- EXERCISE DATA:
# # # #
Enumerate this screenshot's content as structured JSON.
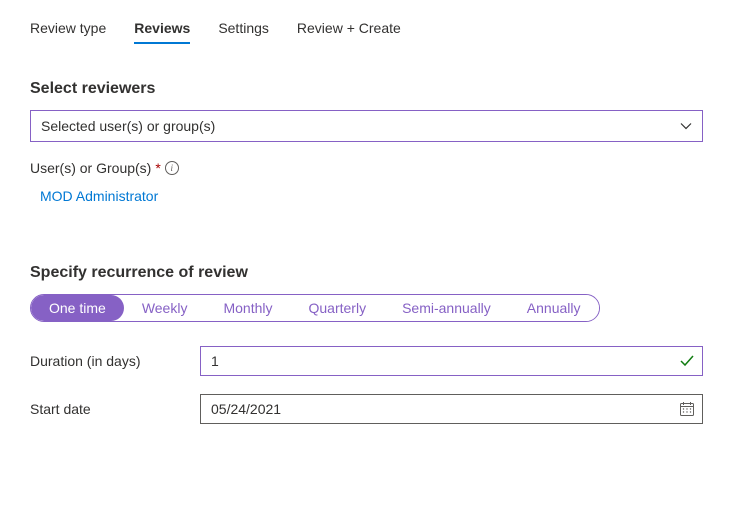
{
  "tabs": {
    "review_type": "Review type",
    "reviews": "Reviews",
    "settings": "Settings",
    "review_create": "Review + Create"
  },
  "reviewers": {
    "section_title": "Select reviewers",
    "dropdown_value": "Selected user(s) or group(s)",
    "users_label": "User(s) or Group(s)",
    "required_mark": "*",
    "selected_user": "MOD Administrator"
  },
  "recurrence": {
    "section_title": "Specify recurrence of review",
    "options": {
      "one_time": "One time",
      "weekly": "Weekly",
      "monthly": "Monthly",
      "quarterly": "Quarterly",
      "semi_annually": "Semi-annually",
      "annually": "Annually"
    },
    "duration_label": "Duration (in days)",
    "duration_value": "1",
    "start_date_label": "Start date",
    "start_date_value": "05/24/2021"
  }
}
# # # #
- THE TASK:
Transcribe every record above exactly, leaving out the pictures.

- SOLUTION FOR THIS TASK:
Enumerate this screenshot's content as structured JSON.
{
  "tabs": {
    "review_type": "Review type",
    "reviews": "Reviews",
    "settings": "Settings",
    "review_create": "Review + Create"
  },
  "reviewers": {
    "section_title": "Select reviewers",
    "dropdown_value": "Selected user(s) or group(s)",
    "users_label": "User(s) or Group(s)",
    "required_mark": "*",
    "selected_user": "MOD Administrator"
  },
  "recurrence": {
    "section_title": "Specify recurrence of review",
    "options": {
      "one_time": "One time",
      "weekly": "Weekly",
      "monthly": "Monthly",
      "quarterly": "Quarterly",
      "semi_annually": "Semi-annually",
      "annually": "Annually"
    },
    "duration_label": "Duration (in days)",
    "duration_value": "1",
    "start_date_label": "Start date",
    "start_date_value": "05/24/2021"
  }
}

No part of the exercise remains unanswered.